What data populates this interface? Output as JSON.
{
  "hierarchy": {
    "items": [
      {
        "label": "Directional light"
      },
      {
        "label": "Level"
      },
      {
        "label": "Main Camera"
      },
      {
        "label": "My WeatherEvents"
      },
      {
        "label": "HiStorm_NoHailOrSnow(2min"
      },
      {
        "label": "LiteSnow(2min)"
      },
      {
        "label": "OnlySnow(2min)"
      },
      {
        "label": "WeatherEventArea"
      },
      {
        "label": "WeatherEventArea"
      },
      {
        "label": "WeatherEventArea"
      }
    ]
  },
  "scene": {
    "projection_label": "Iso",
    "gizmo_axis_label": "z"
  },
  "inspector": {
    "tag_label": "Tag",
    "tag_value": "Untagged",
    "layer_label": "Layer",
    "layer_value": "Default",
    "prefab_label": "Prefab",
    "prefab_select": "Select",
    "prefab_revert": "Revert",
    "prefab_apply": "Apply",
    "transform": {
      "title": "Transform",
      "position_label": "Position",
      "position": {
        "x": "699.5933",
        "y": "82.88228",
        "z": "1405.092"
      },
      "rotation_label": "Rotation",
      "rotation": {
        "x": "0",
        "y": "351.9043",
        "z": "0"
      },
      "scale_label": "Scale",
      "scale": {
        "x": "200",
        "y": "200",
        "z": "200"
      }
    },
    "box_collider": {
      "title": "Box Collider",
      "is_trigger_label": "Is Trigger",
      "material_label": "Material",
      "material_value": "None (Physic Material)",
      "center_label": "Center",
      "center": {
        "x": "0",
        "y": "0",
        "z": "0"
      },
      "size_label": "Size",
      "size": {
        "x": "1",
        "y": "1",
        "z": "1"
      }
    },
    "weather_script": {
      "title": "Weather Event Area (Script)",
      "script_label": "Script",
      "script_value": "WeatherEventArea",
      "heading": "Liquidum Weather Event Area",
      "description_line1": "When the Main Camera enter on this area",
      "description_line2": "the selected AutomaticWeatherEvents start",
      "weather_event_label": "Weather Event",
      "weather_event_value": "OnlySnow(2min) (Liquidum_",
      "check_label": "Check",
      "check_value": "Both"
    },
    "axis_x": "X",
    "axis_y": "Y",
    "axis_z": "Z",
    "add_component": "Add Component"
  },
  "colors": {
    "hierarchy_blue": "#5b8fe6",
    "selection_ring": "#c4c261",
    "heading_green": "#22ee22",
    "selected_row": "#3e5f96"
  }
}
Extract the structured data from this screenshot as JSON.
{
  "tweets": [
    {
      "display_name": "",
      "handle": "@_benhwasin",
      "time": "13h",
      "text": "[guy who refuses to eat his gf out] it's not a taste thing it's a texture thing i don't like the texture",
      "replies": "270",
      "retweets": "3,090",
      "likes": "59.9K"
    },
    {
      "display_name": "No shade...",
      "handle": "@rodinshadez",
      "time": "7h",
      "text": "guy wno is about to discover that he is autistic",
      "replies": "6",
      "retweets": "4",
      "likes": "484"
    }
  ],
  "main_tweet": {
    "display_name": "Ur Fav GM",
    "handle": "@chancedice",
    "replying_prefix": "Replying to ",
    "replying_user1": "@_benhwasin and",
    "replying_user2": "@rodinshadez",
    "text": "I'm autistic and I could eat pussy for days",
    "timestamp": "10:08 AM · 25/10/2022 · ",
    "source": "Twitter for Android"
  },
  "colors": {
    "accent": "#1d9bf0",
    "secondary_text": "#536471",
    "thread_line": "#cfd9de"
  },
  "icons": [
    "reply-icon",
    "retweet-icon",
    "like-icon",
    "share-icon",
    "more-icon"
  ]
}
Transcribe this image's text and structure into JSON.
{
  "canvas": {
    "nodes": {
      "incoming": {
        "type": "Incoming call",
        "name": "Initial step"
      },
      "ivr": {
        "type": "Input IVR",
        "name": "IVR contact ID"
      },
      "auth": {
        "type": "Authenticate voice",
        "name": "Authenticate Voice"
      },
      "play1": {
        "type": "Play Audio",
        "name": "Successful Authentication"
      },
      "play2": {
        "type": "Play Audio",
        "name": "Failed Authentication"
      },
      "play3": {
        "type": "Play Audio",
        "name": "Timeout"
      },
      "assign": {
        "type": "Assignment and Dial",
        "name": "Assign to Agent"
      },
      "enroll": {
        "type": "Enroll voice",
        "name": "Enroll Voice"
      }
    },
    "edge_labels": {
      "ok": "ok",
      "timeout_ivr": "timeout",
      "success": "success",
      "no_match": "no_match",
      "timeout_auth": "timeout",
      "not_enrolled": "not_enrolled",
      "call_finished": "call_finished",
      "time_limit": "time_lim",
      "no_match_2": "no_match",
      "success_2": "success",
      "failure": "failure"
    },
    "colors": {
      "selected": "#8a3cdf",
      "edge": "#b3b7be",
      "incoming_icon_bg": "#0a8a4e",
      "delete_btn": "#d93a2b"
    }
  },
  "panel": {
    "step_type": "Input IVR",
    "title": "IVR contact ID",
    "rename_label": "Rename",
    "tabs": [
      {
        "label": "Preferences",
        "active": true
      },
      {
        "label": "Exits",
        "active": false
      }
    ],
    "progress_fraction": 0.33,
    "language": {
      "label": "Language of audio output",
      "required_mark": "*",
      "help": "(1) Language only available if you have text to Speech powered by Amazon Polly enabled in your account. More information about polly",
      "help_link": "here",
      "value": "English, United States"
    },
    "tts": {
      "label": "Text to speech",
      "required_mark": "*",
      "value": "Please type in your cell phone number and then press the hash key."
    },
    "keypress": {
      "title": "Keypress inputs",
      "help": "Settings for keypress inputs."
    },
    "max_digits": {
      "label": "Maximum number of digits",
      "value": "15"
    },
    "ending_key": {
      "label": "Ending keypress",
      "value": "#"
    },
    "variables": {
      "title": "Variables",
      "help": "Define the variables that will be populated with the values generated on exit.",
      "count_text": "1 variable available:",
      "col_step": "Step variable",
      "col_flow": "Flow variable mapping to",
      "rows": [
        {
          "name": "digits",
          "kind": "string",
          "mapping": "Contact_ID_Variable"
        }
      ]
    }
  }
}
=======
— Exercise details —
Output an exact copy of each record.

— Finished answer —
What data populates this interface? Output as JSON.
{
  "hierarchy": {
    "items": [
      {
        "label": "Directional light"
      },
      {
        "label": "Level"
      },
      {
        "label": "Main Camera"
      },
      {
        "label": "My WeatherEvents"
      },
      {
        "label": "HiStorm_NoHailOrSnow(2min"
      },
      {
        "label": "LiteSnow(2min)"
      },
      {
        "label": "OnlySnow(2min)"
      },
      {
        "label": "WeatherEventArea"
      },
      {
        "label": "WeatherEventArea"
      },
      {
        "label": "WeatherEventArea"
      }
    ]
  },
  "scene": {
    "projection_label": "Iso",
    "gizmo_axis_label": "z"
  },
  "inspector": {
    "tag_label": "Tag",
    "tag_value": "Untagged",
    "layer_label": "Layer",
    "layer_value": "Default",
    "prefab_label": "Prefab",
    "prefab_select": "Select",
    "prefab_revert": "Revert",
    "prefab_apply": "Apply",
    "transform": {
      "title": "Transform",
      "position_label": "Position",
      "position": {
        "x": "699.5933",
        "y": "82.88228",
        "z": "1405.092"
      },
      "rotation_label": "Rotation",
      "rotation": {
        "x": "0",
        "y": "351.9043",
        "z": "0"
      },
      "scale_label": "Scale",
      "scale": {
        "x": "200",
        "y": "200",
        "z": "200"
      }
    },
    "box_collider": {
      "title": "Box Collider",
      "is_trigger_label": "Is Trigger",
      "material_label": "Material",
      "material_value": "None (Physic Material)",
      "center_label": "Center",
      "center": {
        "x": "0",
        "y": "0",
        "z": "0"
      },
      "size_label": "Size",
      "size": {
        "x": "1",
        "y": "1",
        "z": "1"
      }
    },
    "weather_script": {
      "title": "Weather Event Area (Script)",
      "script_label": "Script",
      "script_value": "WeatherEventArea",
      "heading": "Liquidum Weather Event Area",
      "description_line1": "When the Main Camera enter on this area",
      "description_line2": "the selected AutomaticWeatherEvents start",
      "weather_event_label": "Weather Event",
      "weather_event_value": "OnlySnow(2min) (Liquidum_",
      "check_label": "Check",
      "check_value": "Both"
    },
    "axis_x": "X",
    "axis_y": "Y",
    "axis_z": "Z",
    "add_component": "Add Component"
  },
  "colors": {
    "hierarchy_blue": "#5b8fe6",
    "selection_ring": "#c4c261",
    "heading_green": "#22ee22",
    "selected_row": "#3e5f96"
  }
}
Extract the structured data from this screenshot as JSON.
{
  "tweets": [
    {
      "display_name": "",
      "handle": "@_benhwasin",
      "time": "13h",
      "text": "[guy who refuses to eat his gf out] it's not a taste thing it's a texture thing i don't like the texture",
      "replies": "270",
      "retweets": "3,090",
      "likes": "59.9K"
    },
    {
      "display_name": "No shade...",
      "handle": "@rodinshadez",
      "time": "7h",
      "text": "guy wno is about to discover that he is autistic",
      "replies": "6",
      "retweets": "4",
      "likes": "484"
    }
  ],
  "main_tweet": {
    "display_name": "Ur Fav GM",
    "handle": "@chancedice",
    "replying_prefix": "Replying to ",
    "replying_user1": "@_benhwasin and",
    "replying_user2": "@rodinshadez",
    "text": "I'm autistic and I could eat pussy for days",
    "timestamp": "10:08 AM · 25/10/2022 · ",
    "source": "Twitter for Android"
  },
  "colors": {
    "accent": "#1d9bf0",
    "secondary_text": "#536471",
    "thread_line": "#cfd9de"
  },
  "icons": [
    "reply-icon",
    "retweet-icon",
    "like-icon",
    "share-icon",
    "more-icon"
  ]
}
Transcribe this image's text and structure into JSON.
{
  "canvas": {
    "nodes": {
      "incoming": {
        "type": "Incoming call",
        "name": "Initial step"
      },
      "ivr": {
        "type": "Input IVR",
        "name": "IVR contact ID"
      },
      "auth": {
        "type": "Authenticate voice",
        "name": "Authenticate Voice"
      },
      "play1": {
        "type": "Play Audio",
        "name": "Successful Authentication"
      },
      "play2": {
        "type": "Play Audio",
        "name": "Failed Authentication"
      },
      "play3": {
        "type": "Play Audio",
        "name": "Timeout"
      },
      "assign": {
        "type": "Assignment and Dial",
        "name": "Assign to Agent"
      },
      "enroll": {
        "type": "Enroll voice",
        "name": "Enroll Voice"
      }
    },
    "edge_labels": {
      "ok": "ok",
      "timeout_ivr": "timeout",
      "success": "success",
      "no_match": "no_match",
      "timeout_auth": "timeout",
      "not_enrolled": "not_enrolled",
      "call_finished": "call_finished",
      "time_limit": "time_lim",
      "no_match_2": "no_match",
      "success_2": "success",
      "failure": "failure"
    },
    "colors": {
      "selected": "#8a3cdf",
      "edge": "#b3b7be",
      "incoming_icon_bg": "#0a8a4e",
      "delete_btn": "#d93a2b"
    }
  },
  "panel": {
    "step_type": "Input IVR",
    "title": "IVR contact ID",
    "rename_label": "Rename",
    "tabs": [
      {
        "label": "Preferences",
        "active": true
      },
      {
        "label": "Exits",
        "active": false
      }
    ],
    "progress_fraction": 0.33,
    "language": {
      "label": "Language of audio output",
      "required_mark": "*",
      "help": "(1) Language only available if you have text to Speech powered by Amazon Polly enabled in your account. More information about polly",
      "help_link": "here",
      "value": "English, United States"
    },
    "tts": {
      "label": "Text to speech",
      "required_mark": "*",
      "value": "Please type in your cell phone number and then press the hash key."
    },
    "keypress": {
      "title": "Keypress inputs",
      "help": "Settings for keypress inputs."
    },
    "max_digits": {
      "label": "Maximum number of digits",
      "value": "15"
    },
    "ending_key": {
      "label": "Ending keypress",
      "value": "#"
    },
    "variables": {
      "title": "Variables",
      "help": "Define the variables that will be populated with the values generated on exit.",
      "count_text": "1 variable available:",
      "col_step": "Step variable",
      "col_flow": "Flow variable mapping to",
      "rows": [
        {
          "name": "digits",
          "kind": "string",
          "mapping": "Contact_ID_Variable"
        }
      ]
    }
  }
}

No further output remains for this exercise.